Task details: Leaving out all images, write out the records that follow exactly.

[Excerpts from a figure dataset]

————————

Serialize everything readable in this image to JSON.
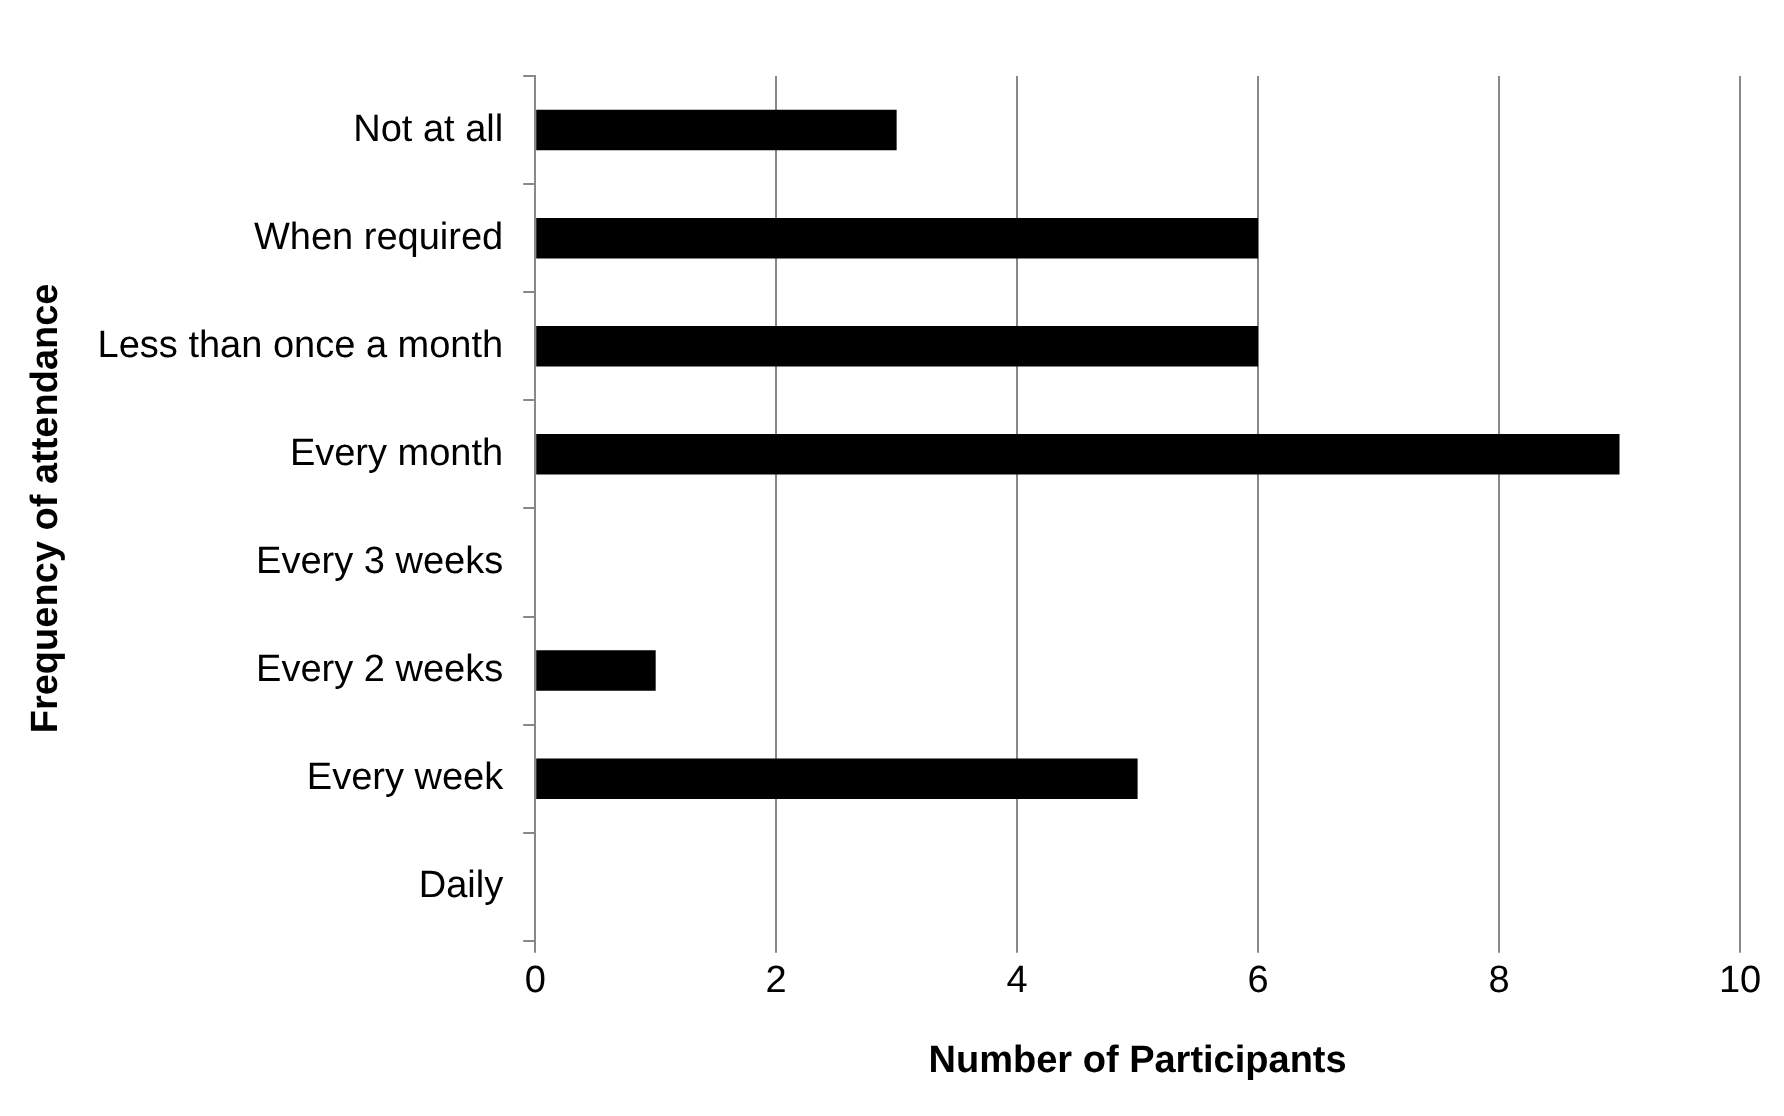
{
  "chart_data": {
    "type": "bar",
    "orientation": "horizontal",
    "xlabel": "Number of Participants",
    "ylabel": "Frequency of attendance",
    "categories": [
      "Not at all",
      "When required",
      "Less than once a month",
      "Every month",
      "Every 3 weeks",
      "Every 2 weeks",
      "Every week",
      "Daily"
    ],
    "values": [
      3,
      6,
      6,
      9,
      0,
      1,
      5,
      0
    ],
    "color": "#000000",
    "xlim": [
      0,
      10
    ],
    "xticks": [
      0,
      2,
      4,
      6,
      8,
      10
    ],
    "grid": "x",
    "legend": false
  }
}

————————

Solution to this exercise:
Serialize everything readable in this image to JSON.
{
  "chart_data": {
    "type": "bar",
    "orientation": "horizontal",
    "xlabel": "Number of Participants",
    "ylabel": "Frequency of attendance",
    "categories": [
      "Not at all",
      "When required",
      "Less than once a month",
      "Every month",
      "Every 3 weeks",
      "Every 2 weeks",
      "Every week",
      "Daily"
    ],
    "values": [
      3,
      6,
      6,
      9,
      0,
      1,
      5,
      0
    ],
    "color": "#000000",
    "xlim": [
      0,
      10
    ],
    "xticks": [
      0,
      2,
      4,
      6,
      8,
      10
    ],
    "grid": "x",
    "legend": false
  }
}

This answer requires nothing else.